Aim of the task: Look through the listing for the word "hvor". Copy each line that has it.

Supplied entries:
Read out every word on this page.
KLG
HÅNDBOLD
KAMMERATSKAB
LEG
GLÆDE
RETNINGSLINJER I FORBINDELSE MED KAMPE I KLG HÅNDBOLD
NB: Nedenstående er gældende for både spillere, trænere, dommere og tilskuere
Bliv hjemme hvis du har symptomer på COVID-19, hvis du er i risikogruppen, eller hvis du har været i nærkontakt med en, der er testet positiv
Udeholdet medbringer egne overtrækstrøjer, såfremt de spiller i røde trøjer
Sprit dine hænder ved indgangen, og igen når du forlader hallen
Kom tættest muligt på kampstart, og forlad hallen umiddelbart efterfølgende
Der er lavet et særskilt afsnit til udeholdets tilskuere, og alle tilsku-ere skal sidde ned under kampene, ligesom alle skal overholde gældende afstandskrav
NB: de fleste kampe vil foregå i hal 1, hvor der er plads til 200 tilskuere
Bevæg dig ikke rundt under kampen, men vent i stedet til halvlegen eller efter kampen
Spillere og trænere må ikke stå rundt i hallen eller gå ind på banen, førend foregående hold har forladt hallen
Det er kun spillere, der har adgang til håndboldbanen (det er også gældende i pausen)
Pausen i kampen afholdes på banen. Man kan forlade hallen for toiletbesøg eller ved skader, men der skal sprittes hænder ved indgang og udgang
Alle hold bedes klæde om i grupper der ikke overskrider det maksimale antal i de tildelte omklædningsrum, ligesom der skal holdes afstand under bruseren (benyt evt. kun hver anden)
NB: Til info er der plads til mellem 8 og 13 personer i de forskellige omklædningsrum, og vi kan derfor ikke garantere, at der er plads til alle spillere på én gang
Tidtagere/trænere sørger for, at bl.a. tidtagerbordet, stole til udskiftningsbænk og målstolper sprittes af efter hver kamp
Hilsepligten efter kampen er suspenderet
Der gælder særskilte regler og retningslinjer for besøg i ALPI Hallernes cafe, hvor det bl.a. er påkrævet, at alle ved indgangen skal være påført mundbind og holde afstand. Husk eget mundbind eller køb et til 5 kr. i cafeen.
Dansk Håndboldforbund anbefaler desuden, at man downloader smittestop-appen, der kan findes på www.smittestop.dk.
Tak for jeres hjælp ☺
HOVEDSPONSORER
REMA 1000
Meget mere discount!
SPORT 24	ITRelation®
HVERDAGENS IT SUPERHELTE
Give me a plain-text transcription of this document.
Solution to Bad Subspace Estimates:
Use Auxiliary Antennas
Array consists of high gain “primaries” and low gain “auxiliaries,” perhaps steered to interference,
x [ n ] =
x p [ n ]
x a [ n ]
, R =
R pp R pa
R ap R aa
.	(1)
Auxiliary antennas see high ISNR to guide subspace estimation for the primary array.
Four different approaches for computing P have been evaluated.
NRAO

Output for this exercise:
NB: de fleste kampe vil foregå i hal 1, hvor der er plads til 200 tilskuere
Der gælder særskilte regler og retningslinjer for besøg i ALPI Hallernes cafe, hvor det bl.a. er påkrævet, at alle ved indgangen skal være påført mundbind og holde afstand. Husk eget mundbind eller køb et til 5 kr. i cafeen.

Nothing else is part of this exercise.